=== Supplied records ===
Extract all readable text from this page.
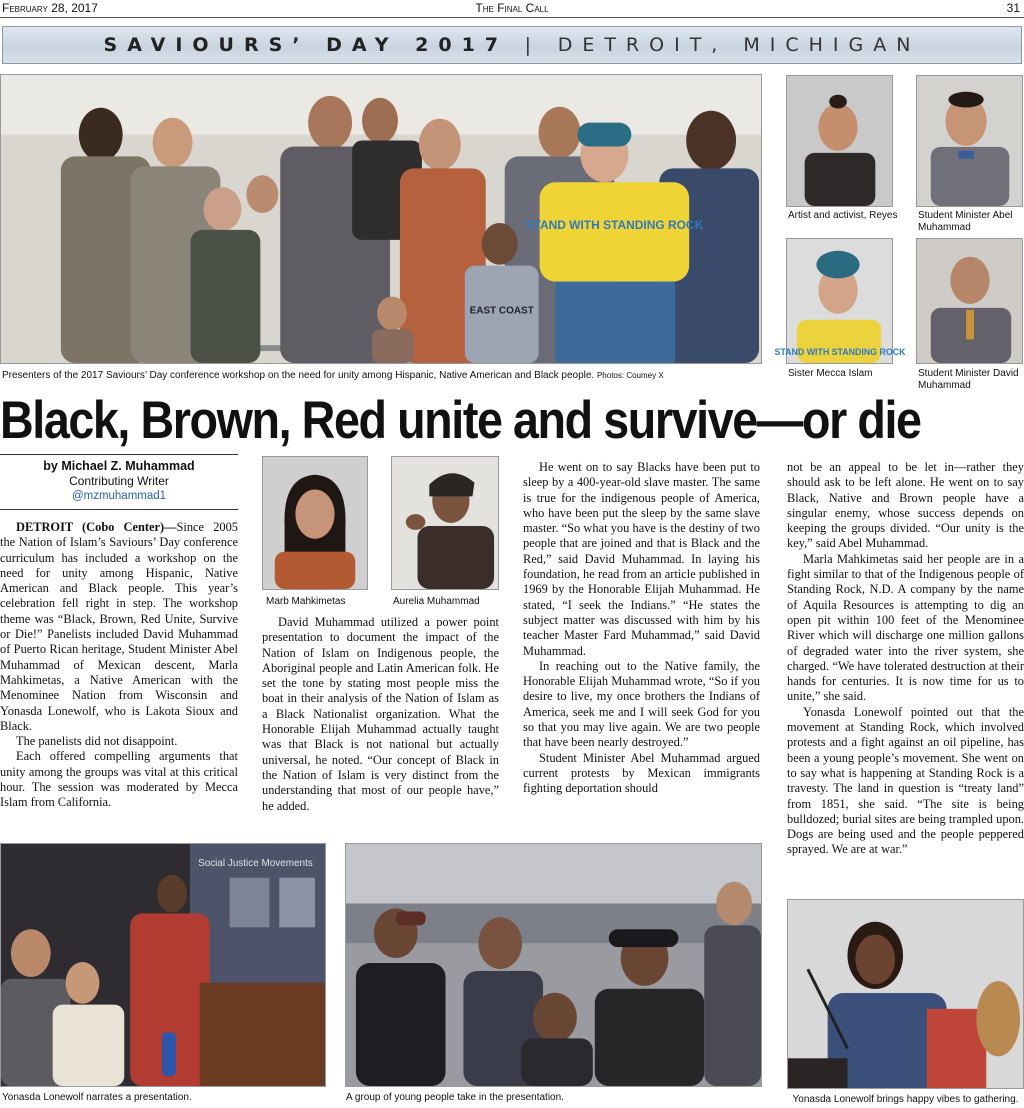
February 28, 2017	The Final Call	31
SAVIOURS’ DAY 2017 | DETROIT, MICHIGAN
STAND WITH STANDING ROCK
EAST COAST
Artist and activist, Reyes Student Minister Abel Muhammad
STAND WITH STANDING ROCK
Sister Mecca Islam	Student Minister David Muhammad
Presenters of the 2017 Saviours’ Day conference workshop on the need for unity among Hispanic, Native American and Black people. Photos: Coumey X
Black, Brown, Red unite and survive—or die
by Michael Z. Muhammad
Contributing Writer
@mzmuhammad1

DETROIT (Cobo Center)—Since 2005 the Nation of Islam’s Saviours’ Day conference curriculum has included a workshop on the need for unity among Hispanic, Native American and Black people. This year’s celebration fell right in step. The workshop theme was “Black, Brown, Red Unite, Survive or Die!” Panelists included David Muhammad of Puerto Rican heritage, Student Minister Abel Muhammad of Mexican descent, Marla Mahkimetas, a Native American with the Menominee Nation from Wisconsin and Yonasda Lonewolf, who is Lakota Sioux and Black.

The panelists did not disappoint.

Each offered compelling arguments that unity among the groups was vital at this critical hour. The session was moderated by Mecca Islam from California.

Marb Mahkimetas	Aurelia Muhammad

David Muhammad utilized a power point presentation to document the impact of the Nation of Islam on Indigenous people, the Aboriginal people and Latin American folk. He set the tone by stating most people miss the boat in their analysis of the Nation of Islam as a Black Nationalist organization. What the Honorable Elijah Muhammad actually taught was that Black is not national but actually universal, he noted. “Our concept of Black in the Nation of Islam is very distinct from the understanding that most of our people have,” he added.

He went on to say Blacks have been put to sleep by a 400-year-old slave master. The same is true for the indigenous people of America, who have been put the sleep by the same slave master. “So what you have is the destiny of two people that are joined and that is Black and the Red,” said David Muhammad. In laying his foundation, he read from an article published in 1969 by the Honorable Elijah Muhammad. He stated, “I seek the Indians.” “He states the subject matter was discussed with him by his teacher Master Fard Muhammad,” said David Muhammad.

In reaching out to the Native family, the Honorable Elijah Muhammad wrote, “So if you desire to live, my once brothers the Indians of America, seek me and I will seek God for you so that you may live again. We are two people that have been nearly destroyed.”

Student Minister Abel Muhammad argued current protests by Mexican immigrants fighting deportation should

not be an appeal to be let in—rather they should ask to be left alone. He went on to say Black, Native and Brown people have a singular enemy, whose success depends on keeping the groups divided. “Our unity is the key,” said Abel Muhammad.

Marla Mahkimetas said her people are in a fight similar to that of the Indigenous people of Standing Rock, N.D. A company by the name of Aquila Resources is attempting to dig an open pit within 100 feet of the Menominee River which will discharge one million gallons of degraded water into the river system, she charged. “We have tolerated destruction at their hands for centuries. It is now time for us to unite,” she said.

Yonasda Lonewolf pointed out that the movement at Standing Rock, which involved protests and a fight against an oil pipeline, has been a young people’s movement. She went on to say what is happening at Standing Rock is a travesty. The land in question is “treaty land” from 1851, she said. “The site is being bulldozed; burial sites are being trampled upon. Dogs are being used and the people peppered sprayed. We are at war.”

Social Justice Movements
Yonasda Lonewolf narrates a presentation.	A group of young people take in the presentation.	Yonasda Lonewolf brings happy vibes to gathering.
===
# [Goal]
Transcribe the material exactly, leaving every picture out.

# [Exercise response]
Extract all readable text from this page.
February 28, 2017	The Final Call	31
SAVIOURS’ DAY 2017 | DETROIT, MICHIGAN
STAND WITH STANDING ROCK
EAST COAST
Artist and activist, Reyes Student Minister Abel Muhammad
STAND WITH STANDING ROCK
Sister Mecca Islam	Student Minister David Muhammad
Presenters of the 2017 Saviours’ Day conference workshop on the need for unity among Hispanic, Native American and Black people. Photos: Coumey X
Black, Brown, Red unite and survive—or die
by Michael Z. Muhammad
Contributing Writer
@mzmuhammad1

DETROIT (Cobo Center)—Since 2005 the Nation of Islam’s Saviours’ Day conference curriculum has included a workshop on the need for unity among Hispanic, Native American and Black people. This year’s celebration fell right in step. The workshop theme was “Black, Brown, Red Unite, Survive or Die!” Panelists included David Muhammad of Puerto Rican heritage, Student Minister Abel Muhammad of Mexican descent, Marla Mahkimetas, a Native American with the Menominee Nation from Wisconsin and Yonasda Lonewolf, who is Lakota Sioux and Black.

The panelists did not disappoint.

Each offered compelling arguments that unity among the groups was vital at this critical hour. The session was moderated by Mecca Islam from California.

Marb Mahkimetas	Aurelia Muhammad

David Muhammad utilized a power point presentation to document the impact of the Nation of Islam on Indigenous people, the Aboriginal people and Latin American folk. He set the tone by stating most people miss the boat in their analysis of the Nation of Islam as a Black Nationalist organization. What the Honorable Elijah Muhammad actually taught was that Black is not national but actually universal, he noted. “Our concept of Black in the Nation of Islam is very distinct from the understanding that most of our people have,” he added.

He went on to say Blacks have been put to sleep by a 400-year-old slave master. The same is true for the indigenous people of America, who have been put the sleep by the same slave master. “So what you have is the destiny of two people that are joined and that is Black and the Red,” said David Muhammad. In laying his foundation, he read from an article published in 1969 by the Honorable Elijah Muhammad. He stated, “I seek the Indians.” “He states the subject matter was discussed with him by his teacher Master Fard Muhammad,” said David Muhammad.

In reaching out to the Native family, the Honorable Elijah Muhammad wrote, “So if you desire to live, my once brothers the Indians of America, seek me and I will seek God for you so that you may live again. We are two people that have been nearly destroyed.”

Student Minister Abel Muhammad argued current protests by Mexican immigrants fighting deportation should

not be an appeal to be let in—rather they should ask to be left alone. He went on to say Black, Native and Brown people have a singular enemy, whose success depends on keeping the groups divided. “Our unity is the key,” said Abel Muhammad.

Marla Mahkimetas said her people are in a fight similar to that of the Indigenous people of Standing Rock, N.D. A company by the name of Aquila Resources is attempting to dig an open pit within 100 feet of the Menominee River which will discharge one million gallons of degraded water into the river system, she charged. “We have tolerated destruction at their hands for centuries. It is now time for us to unite,” she said.

Yonasda Lonewolf pointed out that the movement at Standing Rock, which involved protests and a fight against an oil pipeline, has been a young people’s movement. She went on to say what is happening at Standing Rock is a travesty. The land in question is “treaty land” from 1851, she said. “The site is being bulldozed; burial sites are being trampled upon. Dogs are being used and the people peppered sprayed. We are at war.”

Social Justice Movements
Yonasda Lonewolf narrates a presentation.	A group of young people take in the presentation.	Yonasda Lonewolf brings happy vibes to gathering.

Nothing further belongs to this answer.